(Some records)

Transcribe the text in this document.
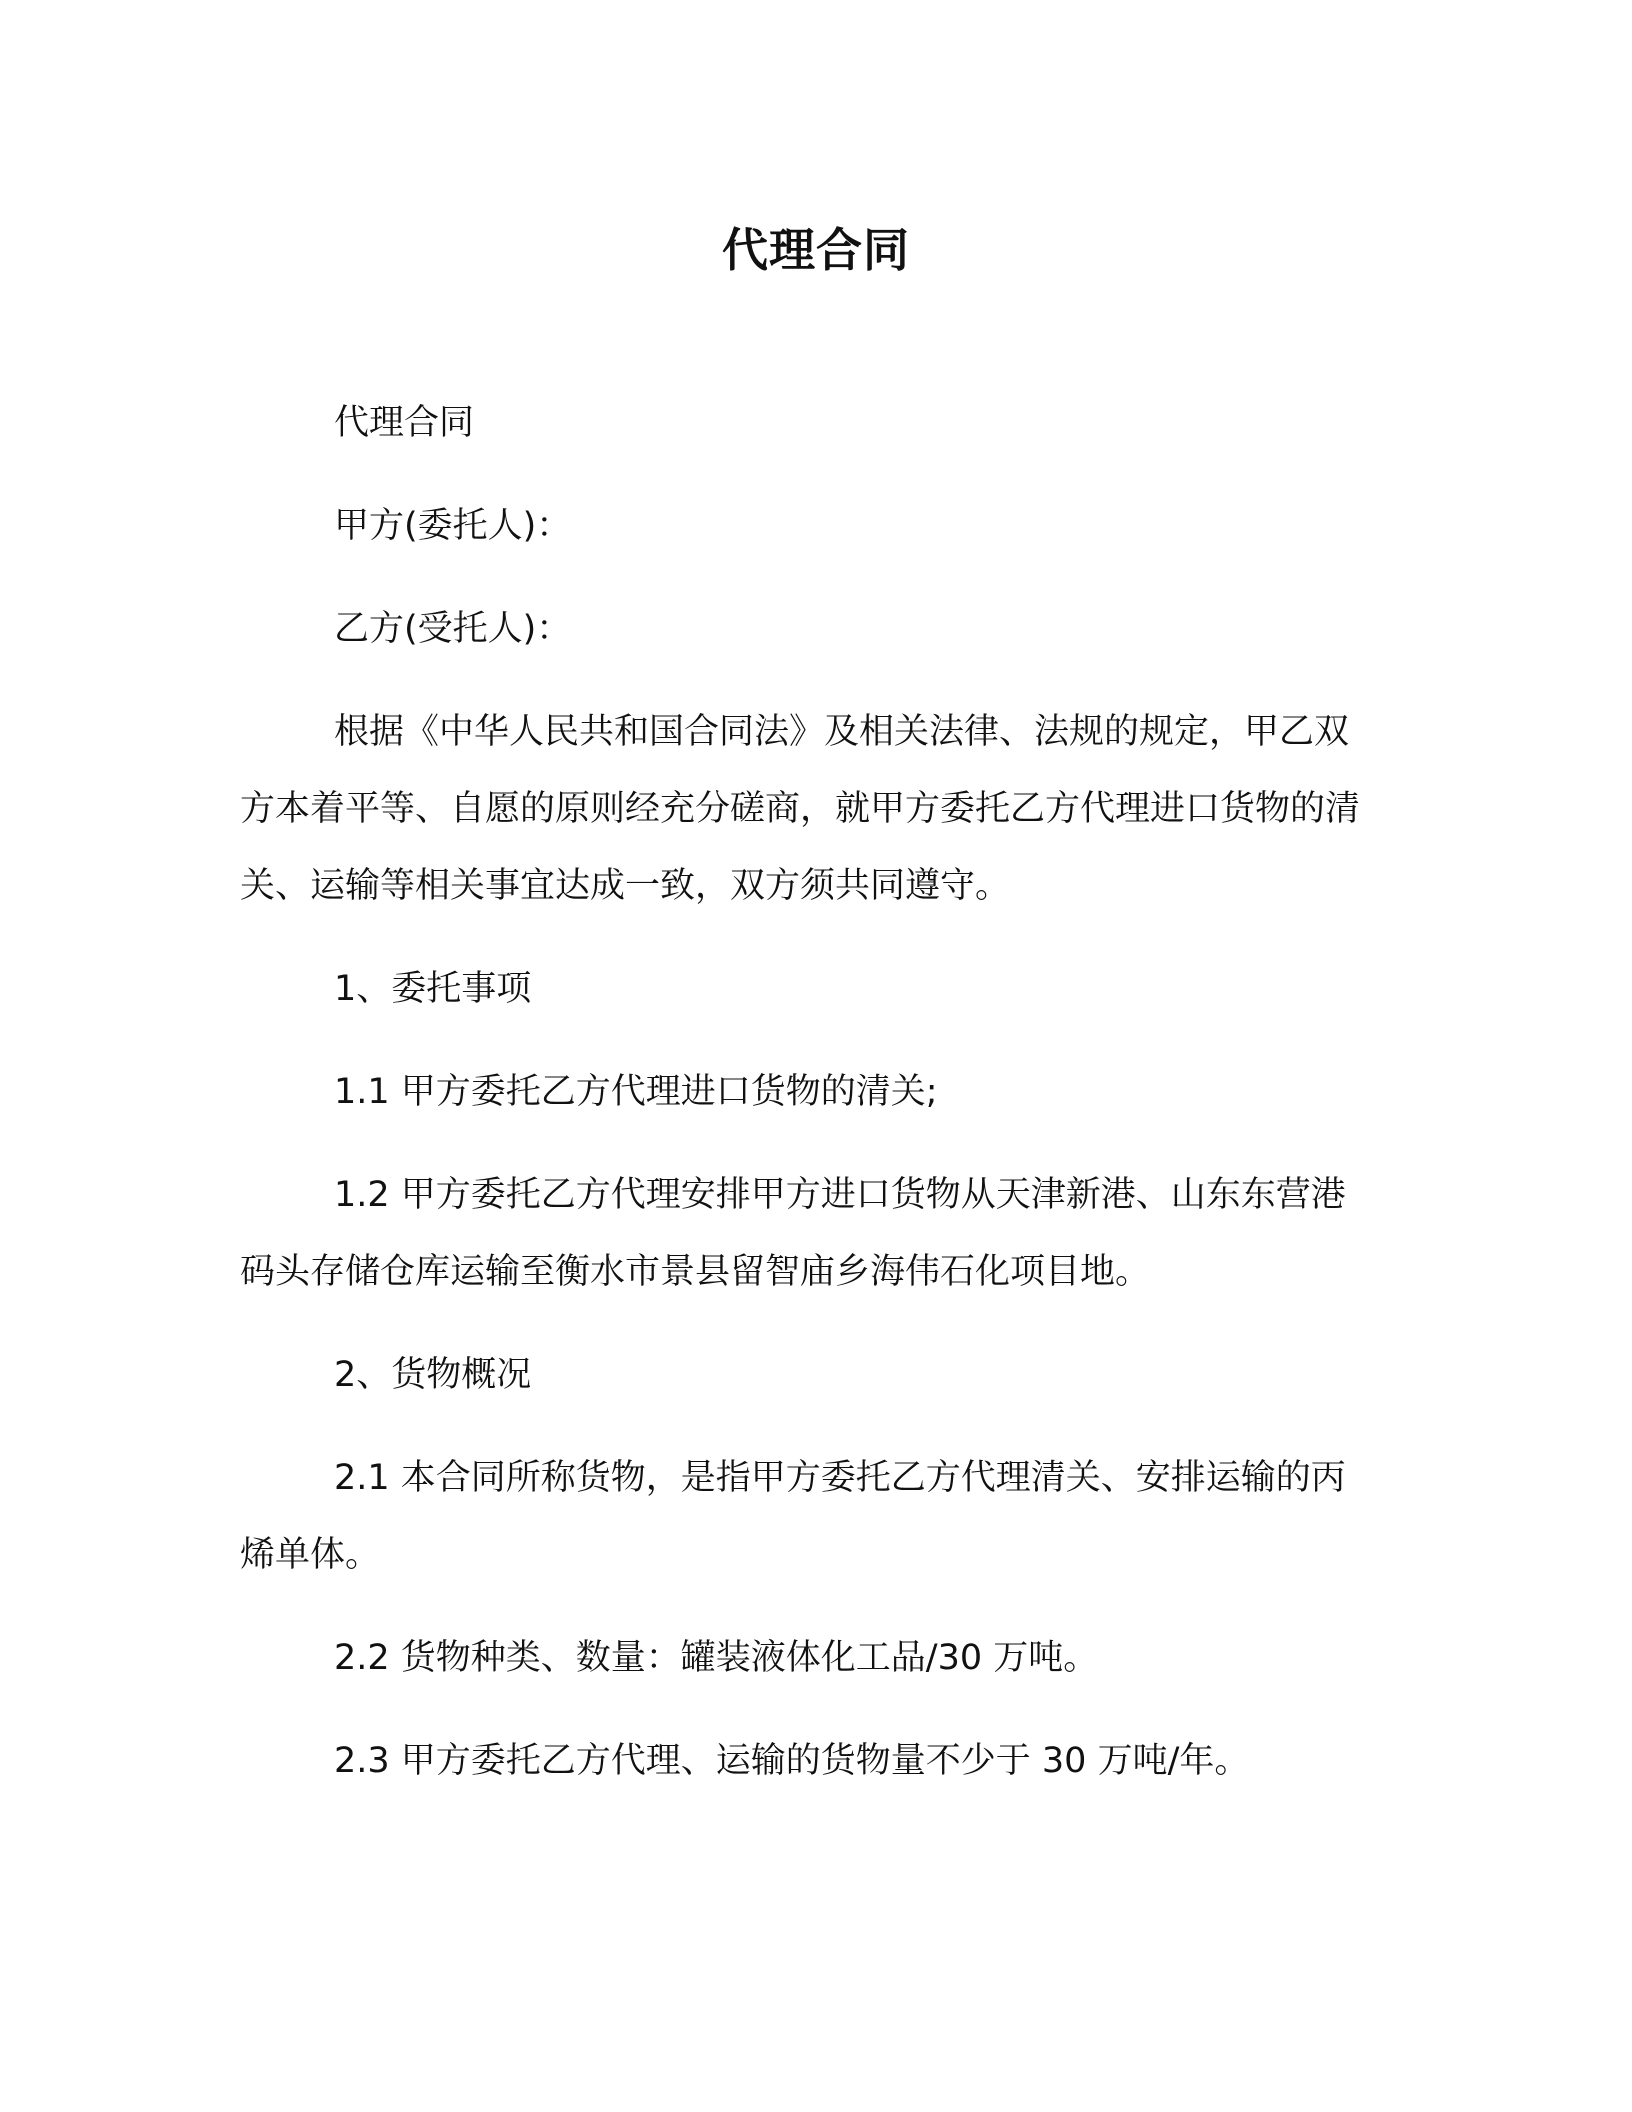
代理合同

代理合同

甲方(委托人)：

乙方(受托人)：

根据《中华人民共和国合同法》及相关法律、法规的规定，甲乙双方本着平等、自愿的原则经充分磋商，就甲方委托乙方代理进口货物的清关、运输等相关事宜达成一致，双方须共同遵守。

1、委托事项

1.1 甲方委托乙方代理进口货物的清关;

1.2 甲方委托乙方代理安排甲方进口货物从天津新港、山东东营港码头存储仓库运输至衡水市景县留智庙乡海伟石化项目地。

2、货物概况

2.1 本合同所称货物，是指甲方委托乙方代理清关、安排运输的丙烯单体。

2.2 货物种类、数量：罐装液体化工品/30 万吨。

2.3 甲方委托乙方代理、运输的货物量不少于 30 万吨/年。
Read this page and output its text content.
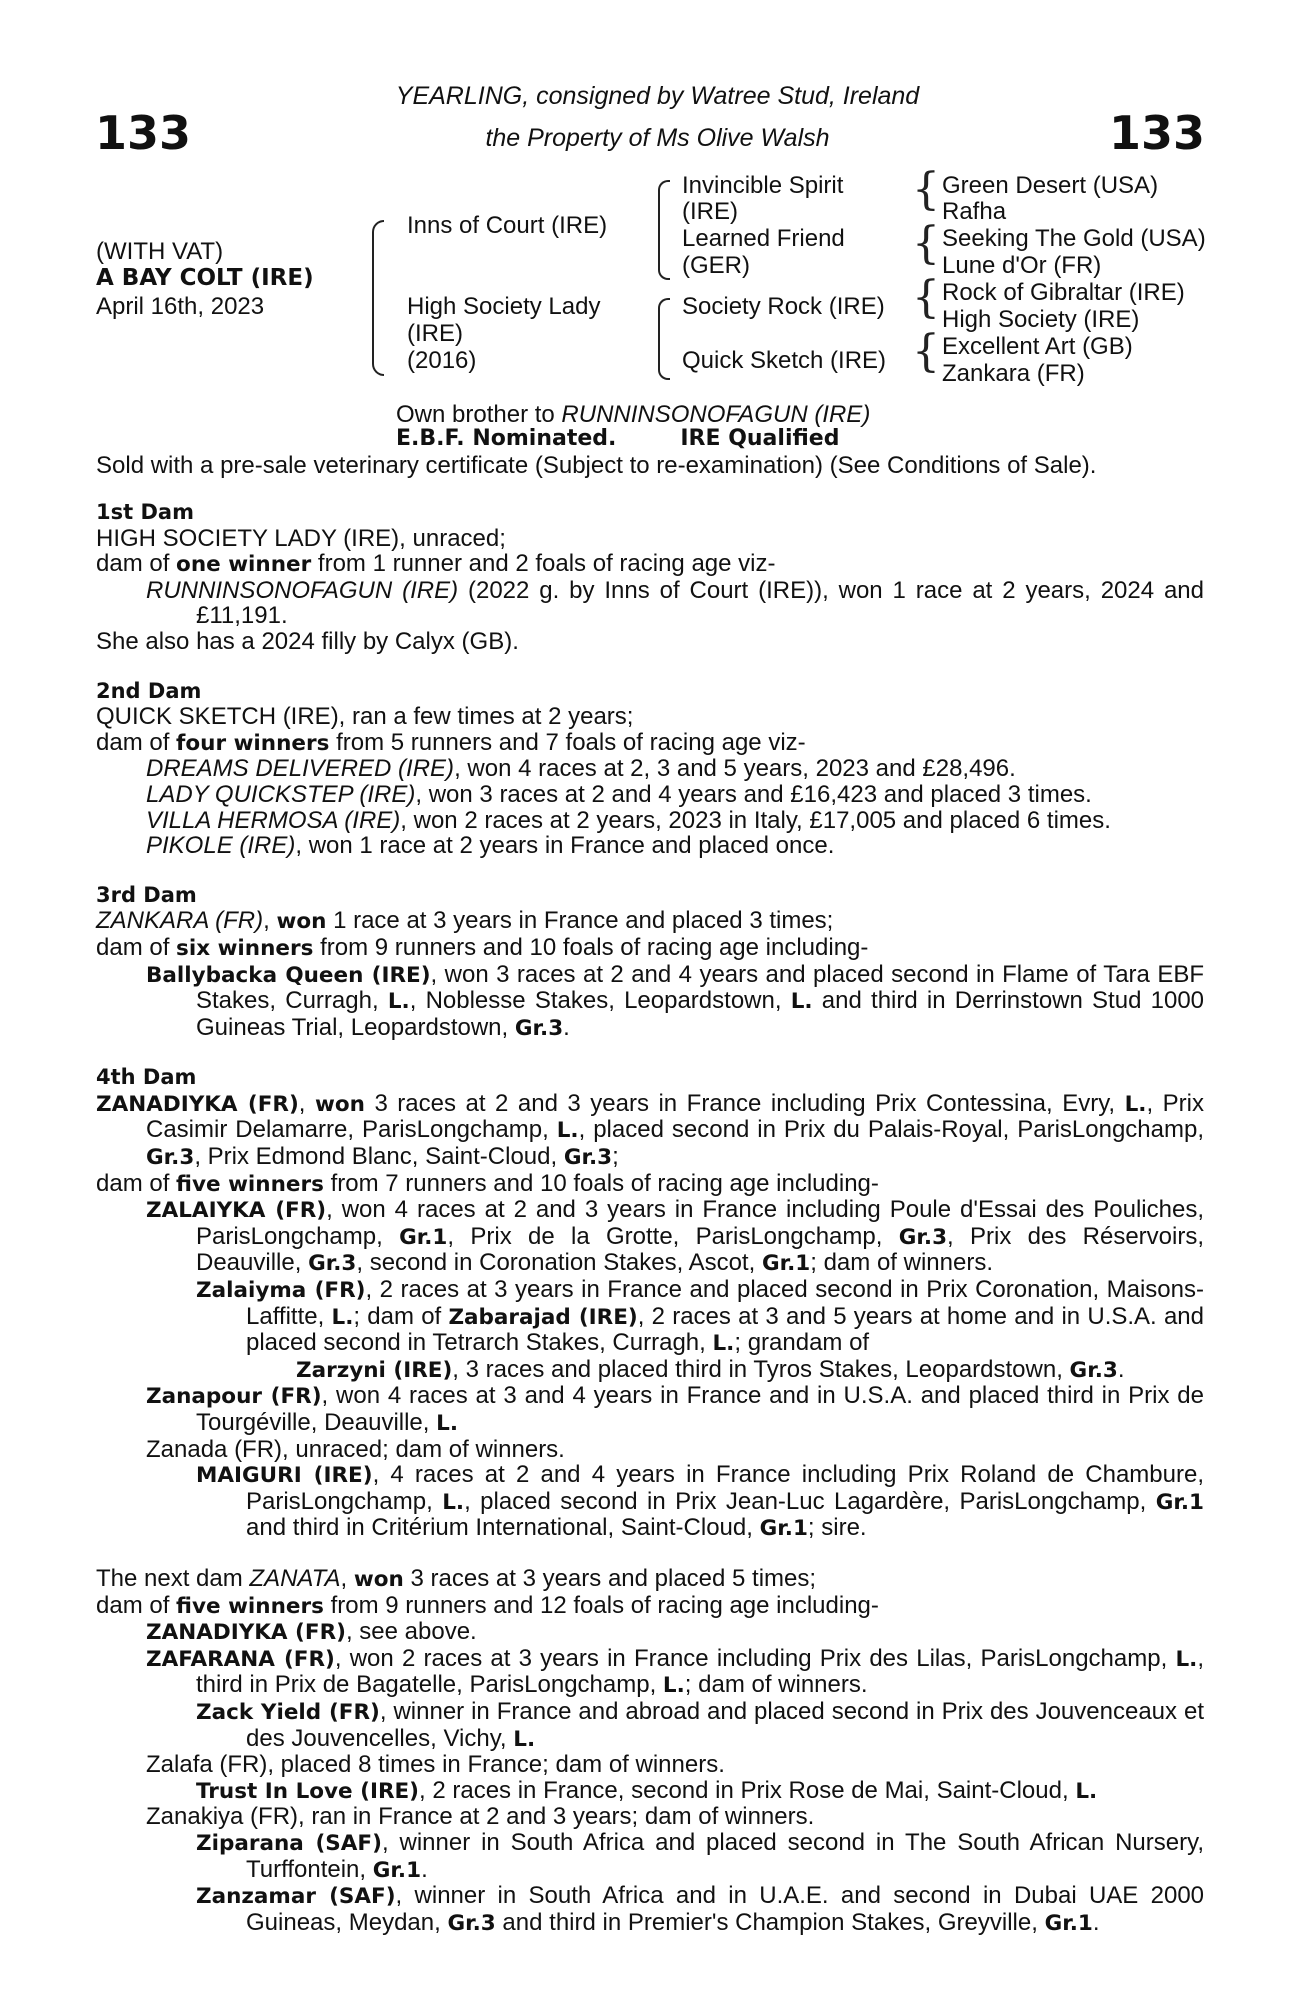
133	133
YEARLING, consigned by Watree Stud, Ireland
the Property of Ms Olive Walsh
(WITH VAT)
A BAY COLT (IRE)
April 16th, 2023
Inns of Court (IRE)
High Society Lady
(IRE)
(2016)
Invincible Spirit
(IRE)
Learned Friend
(GER)
Society Rock (IRE)
Quick Sketch (IRE)
{
{
{
{
Green Desert (USA)
Rafha
Seeking The Gold (USA)
Lune d'Or (FR)
Rock of Gibraltar (IRE)
High Society (IRE)
Excellent Art (GB)
Zankara (FR)
Own brother to RUNNINSONOFAGUN (IRE)
E.B.F. Nominated.	IRE Qualified
Sold with a pre-sale veterinary certificate (Subject to re-examination) (See Conditions of Sale).
1st Dam

HIGH SOCIETY LADY (IRE), unraced;

dam of one winner from 1 runner and 2 foals of racing age viz-

RUNNINSONOFAGUN (IRE) (2022 g. by Inns of Court (IRE)), won 1 race at 2 years, 2024 and £11,191.

She also has a 2024 filly by Calyx (GB).

2nd Dam

QUICK SKETCH (IRE), ran a few times at 2 years;

dam of four winners from 5 runners and 7 foals of racing age viz-

DREAMS DELIVERED (IRE), won 4 races at 2, 3 and 5 years, 2023 and £28,496.

LADY QUICKSTEP (IRE), won 3 races at 2 and 4 years and £16,423 and placed 3 times.

VILLA HERMOSA (IRE), won 2 races at 2 years, 2023 in Italy, £17,005 and placed 6 times.

PIKOLE (IRE), won 1 race at 2 years in France and placed once.

3rd Dam

ZANKARA (FR), won 1 race at 3 years in France and placed 3 times;

dam of six winners from 9 runners and 10 foals of racing age including-

Ballybacka Queen (IRE), won 3 races at 2 and 4 years and placed second in Flame of Tara EBF Stakes, Curragh, L., Noblesse Stakes, Leopardstown, L. and third in Derrinstown Stud 1000 Guineas Trial, Leopardstown, Gr.3.

4th Dam

ZANADIYKA (FR), won 3 races at 2 and 3 years in France including Prix Contessina, Evry, L., Prix Casimir Delamarre, ParisLongchamp, L., placed second in Prix du Palais-Royal, ParisLongchamp, Gr.3, Prix Edmond Blanc, Saint-Cloud, Gr.3;

dam of five winners from 7 runners and 10 foals of racing age including-

ZALAIYKA (FR), won 4 races at 2 and 3 years in France including Poule d'Essai des Pouliches, ParisLongchamp, Gr.1, Prix de la Grotte, ParisLongchamp, Gr.3, Prix des Réservoirs, Deauville, Gr.3, second in Coronation Stakes, Ascot, Gr.1; dam of winners.

Zalaiyma (FR), 2 races at 3 years in France and placed second in Prix Coronation, Maisons-Laffitte, L.; dam of Zabarajad (IRE), 2 races at 3 and 5 years at home and in U.S.A. and placed second in Tetrarch Stakes, Curragh, L.; grandam of

Zarzyni (IRE), 3 races and placed third in Tyros Stakes, Leopardstown, Gr.3.

Zanapour (FR), won 4 races at 3 and 4 years in France and in U.S.A. and placed third in Prix de Tourgéville, Deauville, L.

Zanada (FR), unraced; dam of winners.

MAIGURI (IRE), 4 races at 2 and 4 years in France including Prix Roland de Chambure, ParisLongchamp, L., placed second in Prix Jean-Luc Lagardère, ParisLongchamp, Gr.1 and third in Critérium International, Saint-Cloud, Gr.1; sire.

The next dam ZANATA, won 3 races at 3 years and placed 5 times;

dam of five winners from 9 runners and 12 foals of racing age including-

ZANADIYKA (FR), see above.

ZAFARANA (FR), won 2 races at 3 years in France including Prix des Lilas, ParisLongchamp, L., third in Prix de Bagatelle, ParisLongchamp, L.; dam of winners.

Zack Yield (FR), winner in France and abroad and placed second in Prix des Jouvenceaux et des Jouvencelles, Vichy, L.

Zalafa (FR), placed 8 times in France; dam of winners.

Trust In Love (IRE), 2 races in France, second in Prix Rose de Mai, Saint-Cloud, L.

Zanakiya (FR), ran in France at 2 and 3 years; dam of winners.

Ziparana (SAF), winner in South Africa and placed second in The South African Nursery, Turffontein, Gr.1.

Zanzamar (SAF), winner in South Africa and in U.A.E. and second in Dubai UAE 2000 Guineas, Meydan, Gr.3 and third in Premier's Champion Stakes, Greyville, Gr.1.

> **Aim**:
Give only the number of lines in the material above that include the word "foals".

> **Answer to the problem**:
5